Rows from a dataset
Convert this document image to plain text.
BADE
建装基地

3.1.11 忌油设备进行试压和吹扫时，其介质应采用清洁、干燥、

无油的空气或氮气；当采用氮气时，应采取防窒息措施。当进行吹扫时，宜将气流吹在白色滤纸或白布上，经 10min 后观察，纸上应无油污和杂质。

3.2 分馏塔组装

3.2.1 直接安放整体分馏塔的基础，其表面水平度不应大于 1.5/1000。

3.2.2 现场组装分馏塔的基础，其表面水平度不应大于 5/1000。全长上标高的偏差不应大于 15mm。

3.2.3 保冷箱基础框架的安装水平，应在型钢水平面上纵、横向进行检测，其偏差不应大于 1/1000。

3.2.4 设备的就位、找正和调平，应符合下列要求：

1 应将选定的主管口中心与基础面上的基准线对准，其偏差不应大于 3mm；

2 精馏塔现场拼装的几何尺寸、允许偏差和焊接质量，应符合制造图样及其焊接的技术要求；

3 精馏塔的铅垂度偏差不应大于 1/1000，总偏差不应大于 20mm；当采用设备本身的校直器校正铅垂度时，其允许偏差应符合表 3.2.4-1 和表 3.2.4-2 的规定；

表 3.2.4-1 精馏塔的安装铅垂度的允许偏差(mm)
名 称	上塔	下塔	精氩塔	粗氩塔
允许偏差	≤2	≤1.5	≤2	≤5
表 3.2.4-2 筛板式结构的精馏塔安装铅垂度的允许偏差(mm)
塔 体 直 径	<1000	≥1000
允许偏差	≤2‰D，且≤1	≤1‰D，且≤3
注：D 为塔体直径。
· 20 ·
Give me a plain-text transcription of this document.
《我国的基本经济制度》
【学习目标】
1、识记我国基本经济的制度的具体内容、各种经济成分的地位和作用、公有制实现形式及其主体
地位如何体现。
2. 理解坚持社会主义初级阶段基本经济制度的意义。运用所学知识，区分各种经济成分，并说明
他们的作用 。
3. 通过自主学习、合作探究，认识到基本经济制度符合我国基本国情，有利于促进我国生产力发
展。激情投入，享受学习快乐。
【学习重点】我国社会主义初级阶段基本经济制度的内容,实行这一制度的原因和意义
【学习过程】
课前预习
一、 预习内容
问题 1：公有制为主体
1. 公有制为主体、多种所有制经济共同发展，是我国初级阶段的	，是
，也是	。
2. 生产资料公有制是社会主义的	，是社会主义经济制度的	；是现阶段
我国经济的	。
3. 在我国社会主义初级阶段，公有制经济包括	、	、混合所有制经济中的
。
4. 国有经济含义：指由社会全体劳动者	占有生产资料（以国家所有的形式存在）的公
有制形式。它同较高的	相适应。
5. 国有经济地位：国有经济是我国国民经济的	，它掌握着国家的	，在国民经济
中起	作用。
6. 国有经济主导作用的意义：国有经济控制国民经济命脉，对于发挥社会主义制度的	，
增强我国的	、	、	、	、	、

- _Exercise instructions_
In the entries above, find the line containing "Give me a plain-text". Set down that line and every line after it through the last one, exactly and alone.

- _Reply to the task_
Give me a plain-text transcription of this document.
《我国的基本经济制度》
【学习目标】
1、识记我国基本经济的制度的具体内容、各种经济成分的地位和作用、公有制实现形式及其主体
地位如何体现。
2. 理解坚持社会主义初级阶段基本经济制度的意义。运用所学知识，区分各种经济成分，并说明
他们的作用 。
3. 通过自主学习、合作探究，认识到基本经济制度符合我国基本国情，有利于促进我国生产力发
展。激情投入，享受学习快乐。
【学习重点】我国社会主义初级阶段基本经济制度的内容,实行这一制度的原因和意义
【学习过程】
课前预习
一、 预习内容
问题 1：公有制为主体
1. 公有制为主体、多种所有制经济共同发展，是我国初级阶段的	，是
，也是	。
2. 生产资料公有制是社会主义的	，是社会主义经济制度的	；是现阶段
我国经济的	。
3. 在我国社会主义初级阶段，公有制经济包括	、	、混合所有制经济中的
。
4. 国有经济含义：指由社会全体劳动者	占有生产资料（以国家所有的形式存在）的公
有制形式。它同较高的	相适应。
5. 国有经济地位：国有经济是我国国民经济的	，它掌握着国家的	，在国民经济
中起	作用。
6. 国有经济主导作用的意义：国有经济控制国民经济命脉，对于发挥社会主义制度的	，
增强我国的	、	、	、	、	、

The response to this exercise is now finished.